[Items from a figure collection]
----

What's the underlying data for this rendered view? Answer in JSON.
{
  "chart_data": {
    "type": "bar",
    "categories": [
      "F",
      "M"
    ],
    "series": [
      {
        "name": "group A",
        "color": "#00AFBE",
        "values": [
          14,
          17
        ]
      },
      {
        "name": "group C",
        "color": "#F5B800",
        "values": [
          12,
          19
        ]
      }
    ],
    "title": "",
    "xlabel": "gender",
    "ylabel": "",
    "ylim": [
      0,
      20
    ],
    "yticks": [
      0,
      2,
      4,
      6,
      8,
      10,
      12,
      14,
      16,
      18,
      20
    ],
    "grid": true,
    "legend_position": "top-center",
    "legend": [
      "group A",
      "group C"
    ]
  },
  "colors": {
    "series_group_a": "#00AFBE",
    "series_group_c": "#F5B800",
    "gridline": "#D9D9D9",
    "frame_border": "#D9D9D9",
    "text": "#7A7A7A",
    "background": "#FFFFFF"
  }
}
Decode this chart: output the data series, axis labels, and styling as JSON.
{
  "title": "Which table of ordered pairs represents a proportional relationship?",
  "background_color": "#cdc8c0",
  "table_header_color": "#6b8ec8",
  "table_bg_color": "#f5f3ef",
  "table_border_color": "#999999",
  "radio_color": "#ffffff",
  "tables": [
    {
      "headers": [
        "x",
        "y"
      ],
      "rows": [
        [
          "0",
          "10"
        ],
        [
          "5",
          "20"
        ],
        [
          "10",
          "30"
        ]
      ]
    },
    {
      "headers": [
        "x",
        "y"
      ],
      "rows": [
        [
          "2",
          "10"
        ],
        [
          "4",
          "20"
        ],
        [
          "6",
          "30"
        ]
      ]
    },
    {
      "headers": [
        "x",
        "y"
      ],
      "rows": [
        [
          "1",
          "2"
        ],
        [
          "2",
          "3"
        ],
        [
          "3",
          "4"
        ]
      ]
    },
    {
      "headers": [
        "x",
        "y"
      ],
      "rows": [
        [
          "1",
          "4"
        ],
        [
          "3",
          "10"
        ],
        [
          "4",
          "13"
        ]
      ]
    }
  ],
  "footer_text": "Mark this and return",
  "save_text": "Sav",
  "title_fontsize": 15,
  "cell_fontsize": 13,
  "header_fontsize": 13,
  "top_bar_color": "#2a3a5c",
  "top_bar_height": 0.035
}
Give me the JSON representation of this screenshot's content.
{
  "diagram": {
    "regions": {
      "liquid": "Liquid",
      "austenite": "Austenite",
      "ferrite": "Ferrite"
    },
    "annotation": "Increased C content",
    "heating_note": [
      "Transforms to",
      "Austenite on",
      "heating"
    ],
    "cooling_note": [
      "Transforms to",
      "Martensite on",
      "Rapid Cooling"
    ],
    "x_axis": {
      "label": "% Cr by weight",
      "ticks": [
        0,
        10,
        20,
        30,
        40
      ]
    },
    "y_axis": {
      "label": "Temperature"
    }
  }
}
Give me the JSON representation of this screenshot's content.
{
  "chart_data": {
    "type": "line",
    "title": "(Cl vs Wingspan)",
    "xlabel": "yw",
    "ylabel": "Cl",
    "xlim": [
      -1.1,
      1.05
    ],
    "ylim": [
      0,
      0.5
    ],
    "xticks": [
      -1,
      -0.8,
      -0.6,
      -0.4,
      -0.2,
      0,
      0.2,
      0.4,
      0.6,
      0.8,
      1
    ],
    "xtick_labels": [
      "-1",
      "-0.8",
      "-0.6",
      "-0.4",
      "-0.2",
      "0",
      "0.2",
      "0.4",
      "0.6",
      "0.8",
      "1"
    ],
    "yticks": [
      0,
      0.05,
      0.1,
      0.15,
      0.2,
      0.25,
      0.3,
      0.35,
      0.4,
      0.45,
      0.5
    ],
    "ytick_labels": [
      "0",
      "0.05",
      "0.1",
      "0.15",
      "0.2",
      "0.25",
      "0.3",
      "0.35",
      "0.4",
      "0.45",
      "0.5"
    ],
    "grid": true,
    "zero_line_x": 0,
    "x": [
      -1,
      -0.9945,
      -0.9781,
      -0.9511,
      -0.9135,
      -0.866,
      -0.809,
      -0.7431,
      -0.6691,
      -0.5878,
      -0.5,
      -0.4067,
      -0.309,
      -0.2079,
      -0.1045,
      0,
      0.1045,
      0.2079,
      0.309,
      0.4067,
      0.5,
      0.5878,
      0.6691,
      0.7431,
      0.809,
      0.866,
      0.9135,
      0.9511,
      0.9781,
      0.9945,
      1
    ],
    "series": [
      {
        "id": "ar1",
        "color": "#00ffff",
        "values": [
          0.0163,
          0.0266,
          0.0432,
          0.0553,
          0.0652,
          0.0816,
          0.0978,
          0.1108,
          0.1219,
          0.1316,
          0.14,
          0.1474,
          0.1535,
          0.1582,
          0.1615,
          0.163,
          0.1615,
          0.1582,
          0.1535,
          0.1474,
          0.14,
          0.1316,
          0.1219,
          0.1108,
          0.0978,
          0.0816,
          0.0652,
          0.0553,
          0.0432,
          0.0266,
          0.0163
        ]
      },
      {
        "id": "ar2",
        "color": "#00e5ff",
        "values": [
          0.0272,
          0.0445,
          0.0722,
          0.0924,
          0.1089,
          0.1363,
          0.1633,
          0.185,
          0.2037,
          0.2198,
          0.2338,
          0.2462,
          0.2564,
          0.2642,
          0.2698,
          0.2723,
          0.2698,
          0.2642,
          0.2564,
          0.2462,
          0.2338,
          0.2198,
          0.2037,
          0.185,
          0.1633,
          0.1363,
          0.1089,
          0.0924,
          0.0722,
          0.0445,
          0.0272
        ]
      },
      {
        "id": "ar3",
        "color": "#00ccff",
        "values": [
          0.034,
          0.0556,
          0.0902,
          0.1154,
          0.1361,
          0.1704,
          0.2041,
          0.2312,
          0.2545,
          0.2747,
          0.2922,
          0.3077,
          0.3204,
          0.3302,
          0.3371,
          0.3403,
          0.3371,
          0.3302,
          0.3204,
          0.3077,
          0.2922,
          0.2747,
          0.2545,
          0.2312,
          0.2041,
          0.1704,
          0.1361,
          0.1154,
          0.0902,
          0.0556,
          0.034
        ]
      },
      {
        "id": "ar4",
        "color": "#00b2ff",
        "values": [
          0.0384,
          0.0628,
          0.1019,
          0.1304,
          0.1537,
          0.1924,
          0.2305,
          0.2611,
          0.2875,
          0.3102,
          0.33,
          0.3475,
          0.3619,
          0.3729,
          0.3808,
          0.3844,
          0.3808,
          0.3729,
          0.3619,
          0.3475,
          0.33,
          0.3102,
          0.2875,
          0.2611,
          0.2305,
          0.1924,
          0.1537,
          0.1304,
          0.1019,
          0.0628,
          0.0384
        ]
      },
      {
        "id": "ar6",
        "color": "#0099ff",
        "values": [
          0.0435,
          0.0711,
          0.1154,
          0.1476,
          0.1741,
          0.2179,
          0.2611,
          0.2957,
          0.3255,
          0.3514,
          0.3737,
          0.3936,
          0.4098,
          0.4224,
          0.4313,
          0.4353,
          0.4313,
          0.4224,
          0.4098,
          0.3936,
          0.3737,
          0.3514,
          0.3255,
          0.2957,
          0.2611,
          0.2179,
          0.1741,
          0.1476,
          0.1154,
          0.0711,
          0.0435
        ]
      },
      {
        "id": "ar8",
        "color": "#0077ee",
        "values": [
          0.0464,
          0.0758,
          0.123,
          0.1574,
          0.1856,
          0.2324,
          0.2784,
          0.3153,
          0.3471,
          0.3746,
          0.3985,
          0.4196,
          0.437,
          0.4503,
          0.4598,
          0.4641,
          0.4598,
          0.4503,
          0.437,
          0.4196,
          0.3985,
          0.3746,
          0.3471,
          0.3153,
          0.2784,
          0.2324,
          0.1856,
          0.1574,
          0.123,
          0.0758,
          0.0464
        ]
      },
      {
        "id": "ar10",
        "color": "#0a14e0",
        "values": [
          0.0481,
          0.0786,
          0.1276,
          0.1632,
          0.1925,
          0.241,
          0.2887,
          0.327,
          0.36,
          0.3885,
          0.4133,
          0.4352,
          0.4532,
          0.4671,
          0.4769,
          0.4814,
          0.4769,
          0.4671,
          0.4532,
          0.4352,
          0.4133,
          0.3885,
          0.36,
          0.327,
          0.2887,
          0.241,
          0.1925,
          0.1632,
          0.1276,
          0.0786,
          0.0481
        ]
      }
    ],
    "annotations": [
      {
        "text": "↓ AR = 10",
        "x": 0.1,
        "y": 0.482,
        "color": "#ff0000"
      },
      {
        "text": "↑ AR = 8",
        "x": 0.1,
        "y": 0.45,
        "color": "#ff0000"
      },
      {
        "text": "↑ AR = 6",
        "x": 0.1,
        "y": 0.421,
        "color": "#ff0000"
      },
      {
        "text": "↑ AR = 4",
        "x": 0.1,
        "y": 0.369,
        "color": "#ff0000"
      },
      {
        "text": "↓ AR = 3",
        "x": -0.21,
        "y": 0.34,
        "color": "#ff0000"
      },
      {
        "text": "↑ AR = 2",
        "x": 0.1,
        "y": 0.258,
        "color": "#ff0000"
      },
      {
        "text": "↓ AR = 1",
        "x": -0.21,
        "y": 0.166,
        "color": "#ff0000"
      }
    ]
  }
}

----

YOUR TASK:
Out of the material above, gather each line where "this" appears.

RESULT OF THE EXERCISE:
What's the underlying data for this rendered view? Answer in JSON.
Decode this chart: output the data series, axis labels, and styling as JSON.
  "footer_text": "Mark this and return",
Give me the JSON representation of this screenshot's content.
Give me the JSON representation of this screenshot's content.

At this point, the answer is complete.